>>>>
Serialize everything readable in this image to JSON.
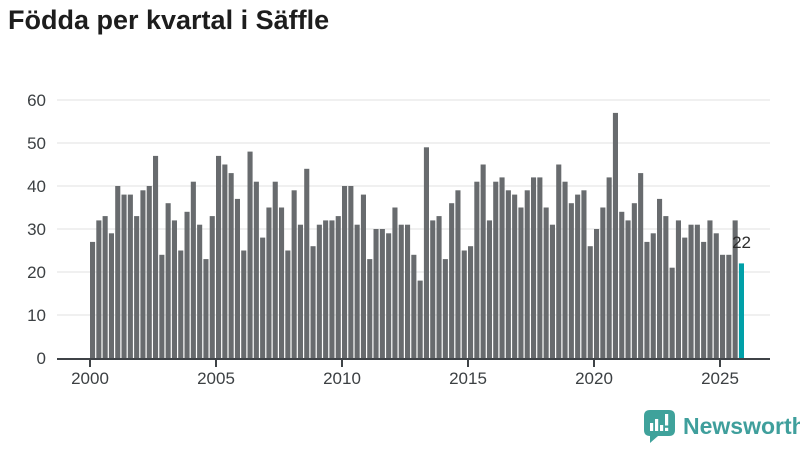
{
  "title": "Födda per kvartal i Säffle",
  "chart_data": {
    "type": "bar",
    "title": "Födda per kvartal i Säffle",
    "frequency": "quarterly",
    "start_period": "2000-Q1",
    "end_period": "2025-Q4",
    "values": [
      27,
      32,
      33,
      29,
      40,
      38,
      38,
      33,
      39,
      40,
      47,
      24,
      36,
      32,
      25,
      34,
      41,
      31,
      23,
      33,
      47,
      45,
      43,
      37,
      25,
      48,
      41,
      28,
      35,
      41,
      35,
      25,
      39,
      31,
      44,
      26,
      31,
      32,
      32,
      33,
      40,
      40,
      31,
      38,
      23,
      30,
      30,
      29,
      35,
      31,
      31,
      24,
      18,
      49,
      32,
      33,
      23,
      36,
      39,
      25,
      26,
      41,
      45,
      32,
      41,
      42,
      39,
      38,
      35,
      39,
      42,
      42,
      35,
      31,
      45,
      41,
      36,
      38,
      39,
      26,
      30,
      35,
      42,
      57,
      34,
      32,
      36,
      43,
      27,
      29,
      37,
      33,
      21,
      32,
      28,
      31,
      31,
      27,
      32,
      29,
      24,
      24,
      32,
      22
    ],
    "xticks": [
      "2000",
      "2005",
      "2010",
      "2015",
      "2020",
      "2025"
    ],
    "yticks": [
      0,
      10,
      20,
      30,
      40,
      50,
      60
    ],
    "ylim": [
      0,
      60
    ],
    "grid": "horizontal",
    "legend": "none",
    "bar_color": "#686b6e",
    "highlight_color": "#00a0a8",
    "highlight_index": 103,
    "annotation": {
      "text": "22",
      "value": 22,
      "target": "last-bar"
    }
  },
  "branding": {
    "name": "Newsworthy",
    "icon": "speech-bubble-bar-chart",
    "color": "#3f9f9c"
  }
}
<<<<
■ **Challenge**
Go through the material above and copy each line that has the word "title".

■ **Task solution**
  "title": "Födda per kvartal i Säffle",
    "title": "Födda per kvartal i Säffle",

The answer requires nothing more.